Work to be completed ::
Output the data that follows exactly, line for line.

Entries supplied ::
══════

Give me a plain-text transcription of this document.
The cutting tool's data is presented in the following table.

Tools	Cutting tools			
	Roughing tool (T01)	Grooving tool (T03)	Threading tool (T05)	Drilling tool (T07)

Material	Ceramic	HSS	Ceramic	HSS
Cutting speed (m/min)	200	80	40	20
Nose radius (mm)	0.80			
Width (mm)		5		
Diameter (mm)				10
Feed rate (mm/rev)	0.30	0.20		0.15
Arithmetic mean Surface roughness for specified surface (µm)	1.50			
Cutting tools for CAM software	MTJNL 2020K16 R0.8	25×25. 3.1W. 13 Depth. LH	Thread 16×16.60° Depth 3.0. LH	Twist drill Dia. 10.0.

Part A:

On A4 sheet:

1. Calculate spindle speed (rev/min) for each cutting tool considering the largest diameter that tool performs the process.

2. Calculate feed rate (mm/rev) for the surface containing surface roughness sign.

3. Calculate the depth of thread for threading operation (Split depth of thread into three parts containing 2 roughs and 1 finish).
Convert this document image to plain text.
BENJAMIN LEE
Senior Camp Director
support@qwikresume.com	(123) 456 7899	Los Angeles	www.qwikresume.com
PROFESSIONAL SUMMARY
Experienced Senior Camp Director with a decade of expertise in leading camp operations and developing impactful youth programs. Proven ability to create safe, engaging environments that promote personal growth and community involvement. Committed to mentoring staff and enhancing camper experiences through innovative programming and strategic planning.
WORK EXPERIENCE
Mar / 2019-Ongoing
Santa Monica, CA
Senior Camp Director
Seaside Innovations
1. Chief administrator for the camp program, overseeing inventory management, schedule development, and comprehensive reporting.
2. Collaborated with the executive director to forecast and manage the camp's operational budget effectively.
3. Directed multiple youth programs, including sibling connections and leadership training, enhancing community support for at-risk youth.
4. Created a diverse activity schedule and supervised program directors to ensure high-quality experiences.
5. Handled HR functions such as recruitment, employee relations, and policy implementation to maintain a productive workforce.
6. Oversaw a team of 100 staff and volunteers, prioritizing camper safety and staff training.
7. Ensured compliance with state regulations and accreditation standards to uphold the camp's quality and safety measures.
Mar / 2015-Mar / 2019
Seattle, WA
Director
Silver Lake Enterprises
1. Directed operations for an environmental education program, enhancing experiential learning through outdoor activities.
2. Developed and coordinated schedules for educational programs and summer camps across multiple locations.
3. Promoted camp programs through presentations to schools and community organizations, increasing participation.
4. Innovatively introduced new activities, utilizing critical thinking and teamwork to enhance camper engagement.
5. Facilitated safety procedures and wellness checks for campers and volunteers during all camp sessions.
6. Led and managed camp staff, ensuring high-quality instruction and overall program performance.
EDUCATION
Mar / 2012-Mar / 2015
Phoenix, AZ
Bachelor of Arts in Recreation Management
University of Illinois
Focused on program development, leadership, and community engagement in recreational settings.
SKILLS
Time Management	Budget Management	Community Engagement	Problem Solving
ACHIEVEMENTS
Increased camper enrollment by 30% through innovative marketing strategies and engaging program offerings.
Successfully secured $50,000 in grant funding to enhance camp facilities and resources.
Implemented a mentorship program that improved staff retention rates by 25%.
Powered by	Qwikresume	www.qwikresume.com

══════

Solution for this task ::
Give me a plain-text transcription of this document.
The cutting tool's data is presented in the following table.

Tools	Cutting tools			
	Roughing tool (T01)	Grooving tool (T03)	Threading tool (T05)	Drilling tool (T07)

Material	Ceramic	HSS	Ceramic	HSS
Cutting speed (m/min)	200	80	40	20
Nose radius (mm)	0.80			
Width (mm)		5		
Diameter (mm)				10
Feed rate (mm/rev)	0.30	0.20		0.15
Arithmetic mean Surface roughness for specified surface (µm)	1.50			
Cutting tools for CAM software	MTJNL 2020K16 R0.8	25×25. 3.1W. 13 Depth. LH	Thread 16×16.60° Depth 3.0. LH	Twist drill Dia. 10.0.

Part A:

On A4 sheet:

1. Calculate spindle speed (rev/min) for each cutting tool considering the largest diameter that tool performs the process.

2. Calculate feed rate (mm/rev) for the surface containing surface roughness sign.

3. Calculate the depth of thread for threading operation (Split depth of thread into three parts containing 2 roughs and 1 finish).
Convert this document image to plain text.
BENJAMIN LEE
Senior Camp Director
support@qwikresume.com	(123) 456 7899	Los Angeles	www.qwikresume.com
PROFESSIONAL SUMMARY
Experienced Senior Camp Director with a decade of expertise in leading camp operations and developing impactful youth programs. Proven ability to create safe, engaging environments that promote personal growth and community involvement. Committed to mentoring staff and enhancing camper experiences through innovative programming and strategic planning.
WORK EXPERIENCE
Mar / 2019-Ongoing
Santa Monica, CA
Senior Camp Director
Seaside Innovations
1. Chief administrator for the camp program, overseeing inventory management, schedule development, and comprehensive reporting.
2. Collaborated with the executive director to forecast and manage the camp's operational budget effectively.
3. Directed multiple youth programs, including sibling connections and leadership training, enhancing community support for at-risk youth.
4. Created a diverse activity schedule and supervised program directors to ensure high-quality experiences.
5. Handled HR functions such as recruitment, employee relations, and policy implementation to maintain a productive workforce.
6. Oversaw a team of 100 staff and volunteers, prioritizing camper safety and staff training.
7. Ensured compliance with state regulations and accreditation standards to uphold the camp's quality and safety measures.
Mar / 2015-Mar / 2019
Seattle, WA
Director
Silver Lake Enterprises
1. Directed operations for an environmental education program, enhancing experiential learning through outdoor activities.
2. Developed and coordinated schedules for educational programs and summer camps across multiple locations.
3. Promoted camp programs through presentations to schools and community organizations, increasing participation.
4. Innovatively introduced new activities, utilizing critical thinking and teamwork to enhance camper engagement.
5. Facilitated safety procedures and wellness checks for campers and volunteers during all camp sessions.
6. Led and managed camp staff, ensuring high-quality instruction and overall program performance.
EDUCATION
Mar / 2012-Mar / 2015
Phoenix, AZ
Bachelor of Arts in Recreation Management
University of Illinois
Focused on program development, leadership, and community engagement in recreational settings.
SKILLS
Time Management	Budget Management	Community Engagement	Problem Solving
ACHIEVEMENTS
Increased camper enrollment by 30% through innovative marketing strategies and engaging program offerings.
Successfully secured $50,000 in grant funding to enhance camp facilities and resources.
Implemented a mentorship program that improved staff retention rates by 25%.
Powered by	Qwikresume	www.qwikresume.com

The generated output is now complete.